* START WORKING DATA *

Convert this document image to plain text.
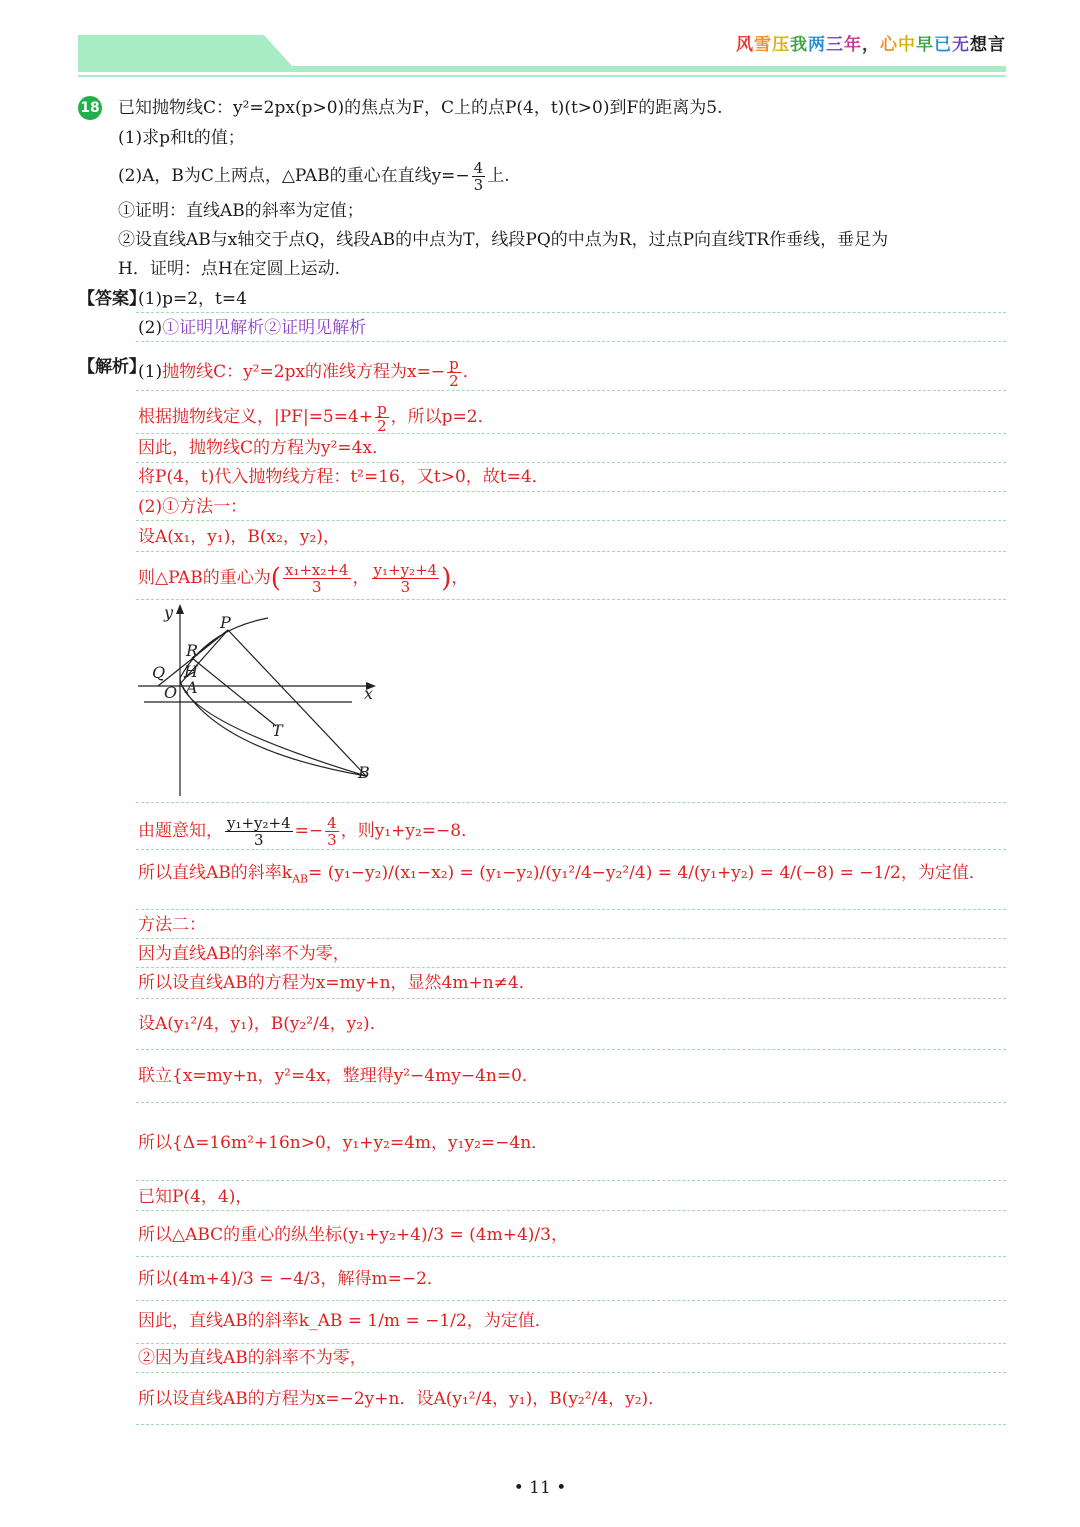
风雪压我两三年，心中早已无想言
18 已知抛物线C：y²=2px(p>0)的焦点为F，C上的点P(4，t)(t>0)到F的距离为5.
(1)求p和t的值；
(2)A，B为C上两点，△PAB的重心在直线$y=- \frac{4}{3}$ 上.
①证明：直线AB的斜率为定值；
②设直线AB与x轴交于点Q，线段AB的中点为T，线段PQ的中点为R，过点P向直线TR作垂线，垂足为
H．证明：点H在定圆上运动.
【答案】
(1)p=2，t=4
(2)①证明见解析②证明见解析
【解析】
(1)抛物线C：y²=2px的准线方程为$x=- \frac{p}{2}$ ．
根据抛物线定义，$|PF|=5=4+ \frac{p}{2}$ ，所以p=2．
因此，抛物线C的方程为y²=4x．
将P(4，t)代入抛物线方程：t²=16，又t>0，故t=4．
(2)①方法一：
设A(x₁，y₁)，B(x₂，y₂)，
则△PAB的重心为( $\frac{\text{x₁+x₂+4}}{3}$ ， $\frac{\text{y₁+y₂+4}}{3}$ )，
y
x
P
R
Q H
O A
T
B
由题意知， $\frac{\text{y₁+y₂+4}}{3} =- \frac{4}{3}$ ，则y₁+y₂=−8．
所以直线AB的斜率$k_{AB}= (y_1-y_2)/(x_1-x_2) = (y_1-y_2)/(y_1^2/4-y_2^2/4) = 4/(y_1+y_2) = 4/(-8) = -1/2$，为定值．
方法二：
因为直线AB的斜率不为零，
所以设直线AB的方程为x=my+n，显然4m+n≠4．
设A(y₁²/4，y₁)，B(y₂²/4，y₂)．
联立{x=my+n，y²=4x，整理得y²−4my−4n=0．
所以{Δ=16m²+16n>0，y₁+y₂=4m，y₁y₂=−4n．
已知P(4，4)，
所以△ABC的重心的纵坐标(y₁+y₂+4)/3 = (4m+4)/3，
所以(4m+4)/3 = −4/3，解得m=−2．
因此，直线AB的斜率k_AB = 1/m = −1/2，为定值．
②因为直线AB的斜率不为零，
所以设直线AB的方程为x=−2y+n．设A(y₁²/4，y₁)，B(y₂²/4，y₂)．
• 11 •
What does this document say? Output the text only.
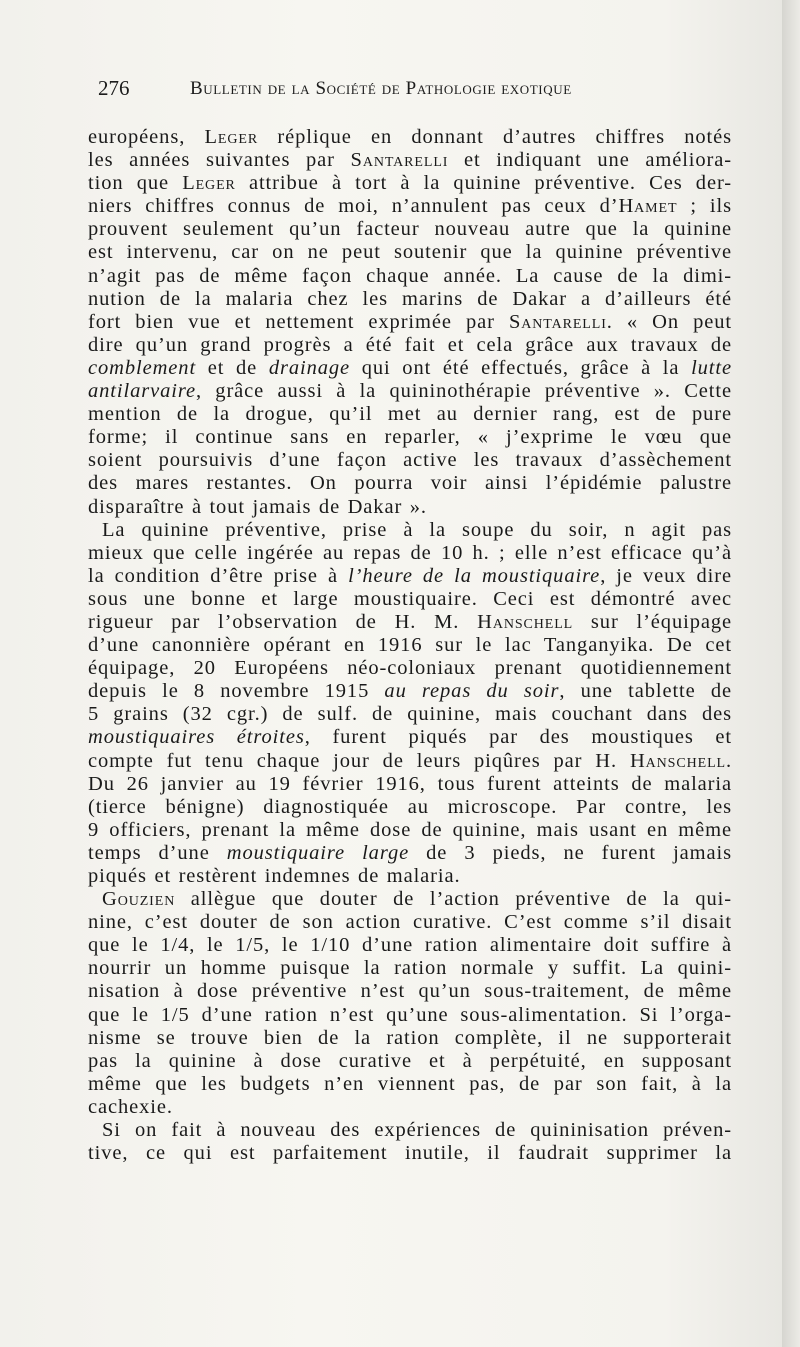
276	Bulletin de la Société de Pathologie exotique
européens, Leger réplique en donnant d’autres chiffres notés
les années suivantes par Santarelli et indiquant une améliora-
tion que Leger attribue à tort à la quinine préventive. Ces der-
niers chiffres connus de moi, n’annulent pas ceux d’Hamet ; ils
prouvent seulement qu’un facteur nouveau autre que la quinine
est intervenu, car on ne peut soutenir que la quinine préventive
n’agit pas de même façon chaque année. La cause de la dimi-
nution de la malaria chez les marins de Dakar a d’ailleurs été
fort bien vue et nettement exprimée par Santarelli. « On peut
dire qu’un grand progrès a été fait et cela grâce aux travaux de
comblement et de drainage qui ont été effectués, grâce à la lutte
antilarvaire, grâce aussi à la quininothérapie préventive ». Cette
mention de la drogue, qu’il met au dernier rang, est de pure
forme; il continue sans en reparler, « j’exprime le vœu que
soient poursuivis d’une façon active les travaux d’assèchement
des mares restantes. On pourra voir ainsi l’épidémie palustre
disparaître à tout jamais de Dakar ».
La quinine préventive, prise à la soupe du soir, n agit pas
mieux que celle ingérée au repas de 10 h. ; elle n’est efficace qu’à
la condition d’être prise à l’heure de la moustiquaire, je veux dire
sous une bonne et large moustiquaire. Ceci est démontré avec
rigueur par l’observation de H. M. Hanschell sur l’équipage
d’une canonnière opérant en 1916 sur le lac Tanganyika. De cet
équipage, 20 Européens néo-coloniaux prenant quotidiennement
depuis le 8 novembre 1915 au repas du soir, une tablette de
5 grains (32 cgr.) de sulf. de quinine, mais couchant dans des
moustiquaires étroites, furent piqués par des moustiques et
compte fut tenu chaque jour de leurs piqûres par H. Hanschell.
Du 26 janvier au 19 février 1916, tous furent atteints de malaria
(tierce bénigne) diagnostiquée au microscope. Par contre, les
9 officiers, prenant la même dose de quinine, mais usant en même
temps d’une moustiquaire large de 3 pieds, ne furent jamais
piqués et restèrent indemnes de malaria.
Gouzien allègue que douter de l’action préventive de la qui-
nine, c’est douter de son action curative. C’est comme s’il disait
que le 1/4, le 1/5, le 1/10 d’une ration alimentaire doit suffire à
nourrir un homme puisque la ration normale y suffit. La quini-
nisation à dose préventive n’est qu’un sous-traitement, de même
que le 1/5 d’une ration n’est qu’une sous-alimentation. Si l’orga-
nisme se trouve bien de la ration complète, il ne supporterait
pas la quinine à dose curative et à perpétuité, en supposant
même que les budgets n’en viennent pas, de par son fait, à la
cachexie.
Si on fait à nouveau des expériences de quininisation préven-
tive, ce qui est parfaitement inutile, il faudrait supprimer la
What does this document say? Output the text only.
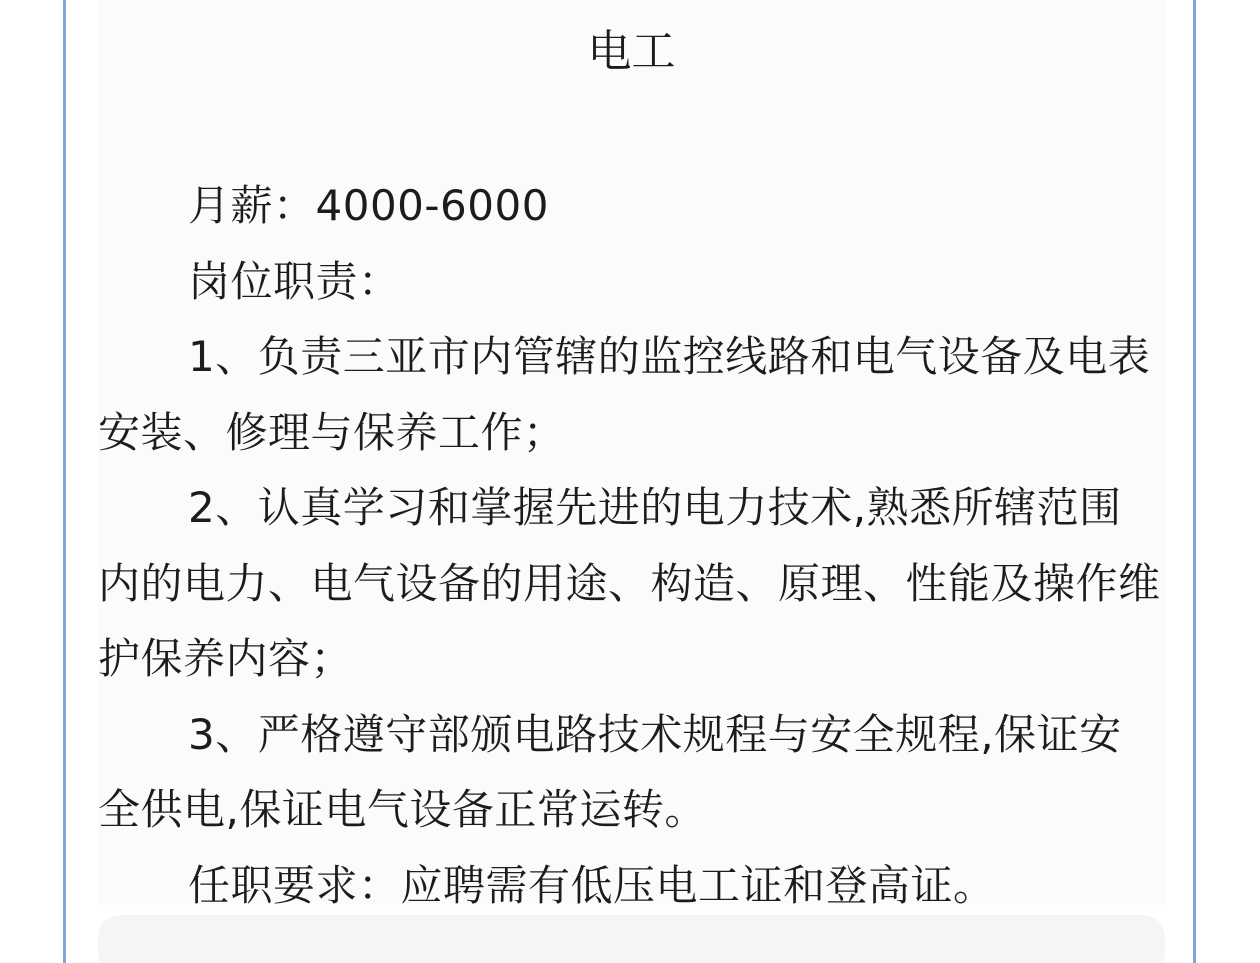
电工

月薪：4000-6000

岗位职责：

1、负责三亚市内管辖的监控线路和电气设备及电表安装、修理与保养工作；

2、认真学习和掌握先进的电力技术,熟悉所辖范围内的电力、电气设备的用途、构造、原理、性能及操作维护保养内容；

3、严格遵守部颁电路技术规程与安全规程,保证安全供电,保证电气设备正常运转。

任职要求：应聘需有低压电工证和登高证。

* END WORKING DATA *

PROBLEM DETAILS:
Transcribe all of the records above character for character. Exclude the pictures.

EXERCISE RESULT:
Convert this document image to plain text.
风雪压我两三年，心中早已无想言
18 已知抛物线C：y²=2px(p>0)的焦点为F，C上的点P(4，t)(t>0)到F的距离为5.
(1)求p和t的值；
(2)A，B为C上两点，△PAB的重心在直线$y=- \frac{4}{3}$ 上.
①证明：直线AB的斜率为定值；
②设直线AB与x轴交于点Q，线段AB的中点为T，线段PQ的中点为R，过点P向直线TR作垂线，垂足为
H．证明：点H在定圆上运动.
【答案】
(1)p=2，t=4
(2)①证明见解析②证明见解析
【解析】
(1)抛物线C：y²=2px的准线方程为$x=- \frac{p}{2}$ ．
根据抛物线定义，$|PF|=5=4+ \frac{p}{2}$ ，所以p=2．
因此，抛物线C的方程为y²=4x．
将P(4，t)代入抛物线方程：t²=16，又t>0，故t=4．
(2)①方法一：
设A(x₁，y₁)，B(x₂，y₂)，
则△PAB的重心为( $\frac{\text{x₁+x₂+4}}{3}$ ， $\frac{\text{y₁+y₂+4}}{3}$ )，
y
x
P
R
Q H
O A
T
B
由题意知， $\frac{\text{y₁+y₂+4}}{3} =- \frac{4}{3}$ ，则y₁+y₂=−8．
所以直线AB的斜率$k_{AB}= (y_1-y_2)/(x_1-x_2) = (y_1-y_2)/(y_1^2/4-y_2^2/4) = 4/(y_1+y_2) = 4/(-8) = -1/2$，为定值．
方法二：
因为直线AB的斜率不为零，
所以设直线AB的方程为x=my+n，显然4m+n≠4．
设A(y₁²/4，y₁)，B(y₂²/4，y₂)．
联立{x=my+n，y²=4x，整理得y²−4my−4n=0．
所以{Δ=16m²+16n>0，y₁+y₂=4m，y₁y₂=−4n．
已知P(4，4)，
所以△ABC的重心的纵坐标(y₁+y₂+4)/3 = (4m+4)/3，
所以(4m+4)/3 = −4/3，解得m=−2．
因此，直线AB的斜率k_AB = 1/m = −1/2，为定值．
②因为直线AB的斜率不为零，
所以设直线AB的方程为x=−2y+n．设A(y₁²/4，y₁)，B(y₂²/4，y₂)．
• 11 •
What does this document say? Output the text only.
276	Bulletin de la Société de Pathologie exotique
européens, Leger réplique en donnant d’autres chiffres notés
les années suivantes par Santarelli et indiquant une améliora-
tion que Leger attribue à tort à la quinine préventive. Ces der-
niers chiffres connus de moi, n’annulent pas ceux d’Hamet ; ils
prouvent seulement qu’un facteur nouveau autre que la quinine
est intervenu, car on ne peut soutenir que la quinine préventive
n’agit pas de même façon chaque année. La cause de la dimi-
nution de la malaria chez les marins de Dakar a d’ailleurs été
fort bien vue et nettement exprimée par Santarelli. « On peut
dire qu’un grand progrès a été fait et cela grâce aux travaux de
comblement et de drainage qui ont été effectués, grâce à la lutte
antilarvaire, grâce aussi à la quininothérapie préventive ». Cette
mention de la drogue, qu’il met au dernier rang, est de pure
forme; il continue sans en reparler, « j’exprime le vœu que
soient poursuivis d’une façon active les travaux d’assèchement
des mares restantes. On pourra voir ainsi l’épidémie palustre
disparaître à tout jamais de Dakar ».
La quinine préventive, prise à la soupe du soir, n agit pas
mieux que celle ingérée au repas de 10 h. ; elle n’est efficace qu’à
la condition d’être prise à l’heure de la moustiquaire, je veux dire
sous une bonne et large moustiquaire. Ceci est démontré avec
rigueur par l’observation de H. M. Hanschell sur l’équipage
d’une canonnière opérant en 1916 sur le lac Tanganyika. De cet
équipage, 20 Européens néo-coloniaux prenant quotidiennement
depuis le 8 novembre 1915 au repas du soir, une tablette de
5 grains (32 cgr.) de sulf. de quinine, mais couchant dans des
moustiquaires étroites, furent piqués par des moustiques et
compte fut tenu chaque jour de leurs piqûres par H. Hanschell.
Du 26 janvier au 19 février 1916, tous furent atteints de malaria
(tierce bénigne) diagnostiquée au microscope. Par contre, les
9 officiers, prenant la même dose de quinine, mais usant en même
temps d’une moustiquaire large de 3 pieds, ne furent jamais
piqués et restèrent indemnes de malaria.
Gouzien allègue que douter de l’action préventive de la qui-
nine, c’est douter de son action curative. C’est comme s’il disait
que le 1/4, le 1/5, le 1/10 d’une ration alimentaire doit suffire à
nourrir un homme puisque la ration normale y suffit. La quini-
nisation à dose préventive n’est qu’un sous-traitement, de même
que le 1/5 d’une ration n’est qu’une sous-alimentation. Si l’orga-
nisme se trouve bien de la ration complète, il ne supporterait
pas la quinine à dose curative et à perpétuité, en supposant
même que les budgets n’en viennent pas, de par son fait, à la
cachexie.
Si on fait à nouveau des expériences de quininisation préven-
tive, ce qui est parfaitement inutile, il faudrait supprimer la
What does this document say? Output the text only.
电工

月薪：4000-6000

岗位职责：

1、负责三亚市内管辖的监控线路和电气设备及电表安装、修理与保养工作；

2、认真学习和掌握先进的电力技术,熟悉所辖范围内的电力、电气设备的用途、构造、原理、性能及操作维护保养内容；

3、严格遵守部颁电路技术规程与安全规程,保证安全供电,保证电气设备正常运转。

任职要求：应聘需有低压电工证和登高证。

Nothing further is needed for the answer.